Exercise instructions
In the following material, identify every line holding the string "document" and return it.

-- Begin Available data --

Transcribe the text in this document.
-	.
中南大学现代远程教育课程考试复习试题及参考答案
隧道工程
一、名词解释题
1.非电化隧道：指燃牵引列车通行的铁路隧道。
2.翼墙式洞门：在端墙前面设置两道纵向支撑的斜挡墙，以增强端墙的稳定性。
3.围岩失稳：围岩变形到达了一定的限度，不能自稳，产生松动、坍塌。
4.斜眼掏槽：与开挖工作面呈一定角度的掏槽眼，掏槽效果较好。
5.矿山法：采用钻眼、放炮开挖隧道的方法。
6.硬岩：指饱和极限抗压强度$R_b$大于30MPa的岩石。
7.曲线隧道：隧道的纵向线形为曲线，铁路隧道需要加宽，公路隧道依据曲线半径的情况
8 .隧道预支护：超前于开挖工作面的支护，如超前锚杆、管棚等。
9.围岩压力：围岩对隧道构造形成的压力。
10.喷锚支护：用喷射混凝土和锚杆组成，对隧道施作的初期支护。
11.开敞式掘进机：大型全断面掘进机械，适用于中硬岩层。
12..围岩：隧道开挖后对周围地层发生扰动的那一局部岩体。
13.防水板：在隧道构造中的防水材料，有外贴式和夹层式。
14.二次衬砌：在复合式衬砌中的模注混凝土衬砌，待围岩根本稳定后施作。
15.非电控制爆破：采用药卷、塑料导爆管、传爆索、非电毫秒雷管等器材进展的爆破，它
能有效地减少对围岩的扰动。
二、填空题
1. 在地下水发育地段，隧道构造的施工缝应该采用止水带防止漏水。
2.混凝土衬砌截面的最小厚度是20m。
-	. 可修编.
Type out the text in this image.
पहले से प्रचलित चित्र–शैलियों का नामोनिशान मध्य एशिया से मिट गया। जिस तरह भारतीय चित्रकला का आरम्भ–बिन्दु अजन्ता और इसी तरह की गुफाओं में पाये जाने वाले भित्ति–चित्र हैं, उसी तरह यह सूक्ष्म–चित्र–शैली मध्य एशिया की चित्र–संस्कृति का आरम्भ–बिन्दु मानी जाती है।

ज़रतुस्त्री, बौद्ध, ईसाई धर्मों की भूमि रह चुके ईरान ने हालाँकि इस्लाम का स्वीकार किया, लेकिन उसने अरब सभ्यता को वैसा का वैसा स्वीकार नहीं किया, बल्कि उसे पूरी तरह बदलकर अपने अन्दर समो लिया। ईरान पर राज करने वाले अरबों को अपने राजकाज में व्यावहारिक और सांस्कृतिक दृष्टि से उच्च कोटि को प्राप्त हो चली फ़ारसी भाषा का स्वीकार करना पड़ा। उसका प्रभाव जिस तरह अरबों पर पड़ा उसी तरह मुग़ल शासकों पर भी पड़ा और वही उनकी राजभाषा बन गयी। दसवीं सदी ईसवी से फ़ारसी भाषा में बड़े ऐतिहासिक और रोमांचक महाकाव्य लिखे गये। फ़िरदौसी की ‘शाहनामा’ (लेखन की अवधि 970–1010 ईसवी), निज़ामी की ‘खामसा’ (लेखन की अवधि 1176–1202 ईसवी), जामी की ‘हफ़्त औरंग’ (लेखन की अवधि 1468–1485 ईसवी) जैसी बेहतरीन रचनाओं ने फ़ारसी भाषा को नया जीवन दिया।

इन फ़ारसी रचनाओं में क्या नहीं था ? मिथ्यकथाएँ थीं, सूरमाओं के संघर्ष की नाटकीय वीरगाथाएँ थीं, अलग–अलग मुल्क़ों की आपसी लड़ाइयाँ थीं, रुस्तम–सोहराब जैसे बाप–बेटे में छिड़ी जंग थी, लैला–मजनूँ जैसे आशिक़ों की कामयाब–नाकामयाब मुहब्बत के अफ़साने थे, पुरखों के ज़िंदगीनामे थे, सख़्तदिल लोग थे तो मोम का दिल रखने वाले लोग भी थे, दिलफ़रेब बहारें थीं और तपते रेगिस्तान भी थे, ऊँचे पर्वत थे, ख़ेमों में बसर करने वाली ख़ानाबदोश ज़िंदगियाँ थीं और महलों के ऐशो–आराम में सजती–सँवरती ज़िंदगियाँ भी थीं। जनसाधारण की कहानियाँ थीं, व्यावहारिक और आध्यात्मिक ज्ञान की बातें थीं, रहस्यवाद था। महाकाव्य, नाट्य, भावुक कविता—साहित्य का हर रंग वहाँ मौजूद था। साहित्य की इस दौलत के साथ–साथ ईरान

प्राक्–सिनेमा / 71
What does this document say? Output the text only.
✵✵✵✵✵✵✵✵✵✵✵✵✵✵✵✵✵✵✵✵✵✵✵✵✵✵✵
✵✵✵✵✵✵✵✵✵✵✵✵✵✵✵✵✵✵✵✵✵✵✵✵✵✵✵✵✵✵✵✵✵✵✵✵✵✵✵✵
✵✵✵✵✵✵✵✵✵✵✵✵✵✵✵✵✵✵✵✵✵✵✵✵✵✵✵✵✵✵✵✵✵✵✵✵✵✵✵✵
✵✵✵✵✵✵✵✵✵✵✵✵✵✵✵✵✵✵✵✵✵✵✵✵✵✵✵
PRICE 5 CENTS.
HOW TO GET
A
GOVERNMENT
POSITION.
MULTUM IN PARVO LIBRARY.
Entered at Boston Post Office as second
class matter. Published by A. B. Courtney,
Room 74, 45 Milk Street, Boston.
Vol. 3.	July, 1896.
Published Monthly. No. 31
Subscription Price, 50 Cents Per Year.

-- End Available data --

The completed task
Transcribe the text in this document.
What does this document say? Output the text only.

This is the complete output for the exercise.